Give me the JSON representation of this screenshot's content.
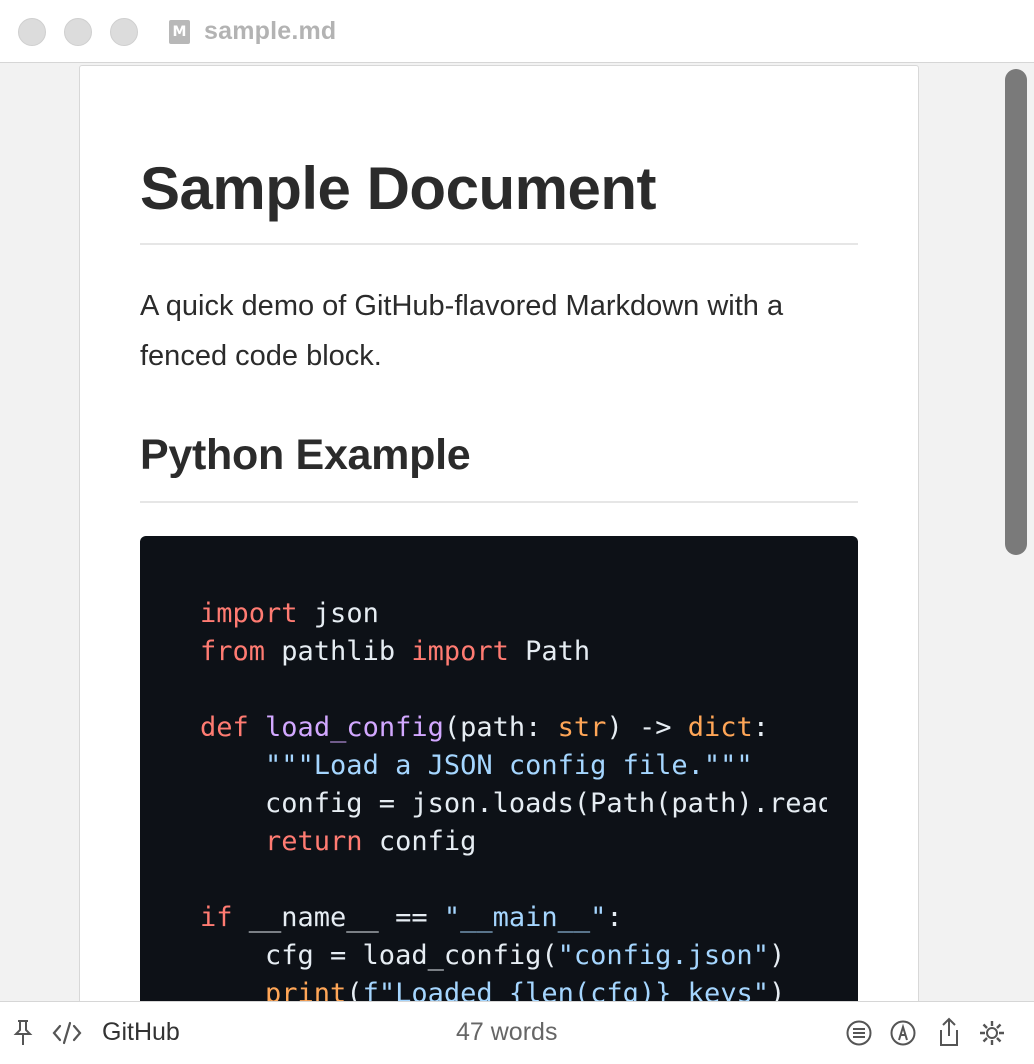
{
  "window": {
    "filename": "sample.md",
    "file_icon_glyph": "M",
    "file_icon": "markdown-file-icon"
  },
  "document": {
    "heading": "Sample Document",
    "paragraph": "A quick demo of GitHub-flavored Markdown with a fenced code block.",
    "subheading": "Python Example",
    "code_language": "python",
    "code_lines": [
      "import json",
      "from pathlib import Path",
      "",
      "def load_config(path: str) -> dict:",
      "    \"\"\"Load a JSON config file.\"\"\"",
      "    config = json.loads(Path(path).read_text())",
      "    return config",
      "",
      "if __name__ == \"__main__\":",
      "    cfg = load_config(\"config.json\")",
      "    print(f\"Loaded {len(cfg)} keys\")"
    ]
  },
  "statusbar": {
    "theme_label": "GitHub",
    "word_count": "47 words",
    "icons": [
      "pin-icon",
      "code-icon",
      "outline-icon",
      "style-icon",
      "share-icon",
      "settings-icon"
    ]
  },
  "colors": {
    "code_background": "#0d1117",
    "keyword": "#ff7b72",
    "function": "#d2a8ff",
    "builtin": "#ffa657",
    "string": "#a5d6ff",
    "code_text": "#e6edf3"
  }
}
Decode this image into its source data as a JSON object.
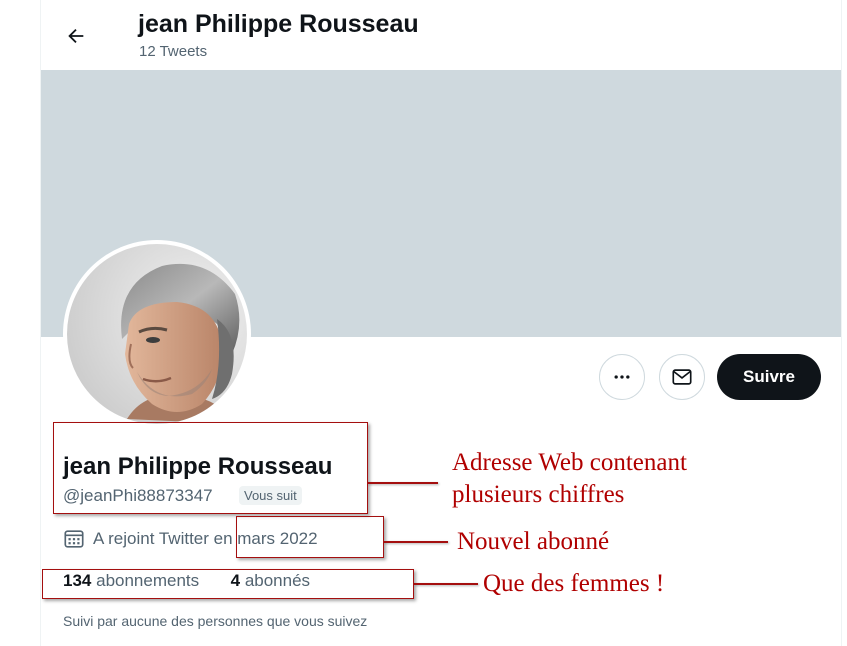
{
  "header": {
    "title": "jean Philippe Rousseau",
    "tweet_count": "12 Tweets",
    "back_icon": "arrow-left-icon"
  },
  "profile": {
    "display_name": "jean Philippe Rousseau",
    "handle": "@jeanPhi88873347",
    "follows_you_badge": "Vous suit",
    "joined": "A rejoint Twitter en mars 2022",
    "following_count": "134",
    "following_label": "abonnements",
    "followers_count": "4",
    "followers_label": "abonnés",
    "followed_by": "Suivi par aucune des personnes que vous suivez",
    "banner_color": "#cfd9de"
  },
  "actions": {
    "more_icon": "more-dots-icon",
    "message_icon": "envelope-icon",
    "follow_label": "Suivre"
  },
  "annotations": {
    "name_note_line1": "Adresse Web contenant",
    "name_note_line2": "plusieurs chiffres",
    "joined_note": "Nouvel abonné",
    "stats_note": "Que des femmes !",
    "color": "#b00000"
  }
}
◇ ◇ ◇ ◇ ◇
Write the lines from the line containing "Decode this image" through the last line of the data out again exactly, and only those lines; pictures stay out.

#### [Written solution]
Decode this image into its source data as a JSON object.
{
  "header": {
    "title": "jean Philippe Rousseau",
    "tweet_count": "12 Tweets",
    "back_icon": "arrow-left-icon"
  },
  "profile": {
    "display_name": "jean Philippe Rousseau",
    "handle": "@jeanPhi88873347",
    "follows_you_badge": "Vous suit",
    "joined": "A rejoint Twitter en mars 2022",
    "following_count": "134",
    "following_label": "abonnements",
    "followers_count": "4",
    "followers_label": "abonnés",
    "followed_by": "Suivi par aucune des personnes que vous suivez",
    "banner_color": "#cfd9de"
  },
  "actions": {
    "more_icon": "more-dots-icon",
    "message_icon": "envelope-icon",
    "follow_label": "Suivre"
  },
  "annotations": {
    "name_note_line1": "Adresse Web contenant",
    "name_note_line2": "plusieurs chiffres",
    "joined_note": "Nouvel abonné",
    "stats_note": "Que des femmes !",
    "color": "#b00000"
  }
}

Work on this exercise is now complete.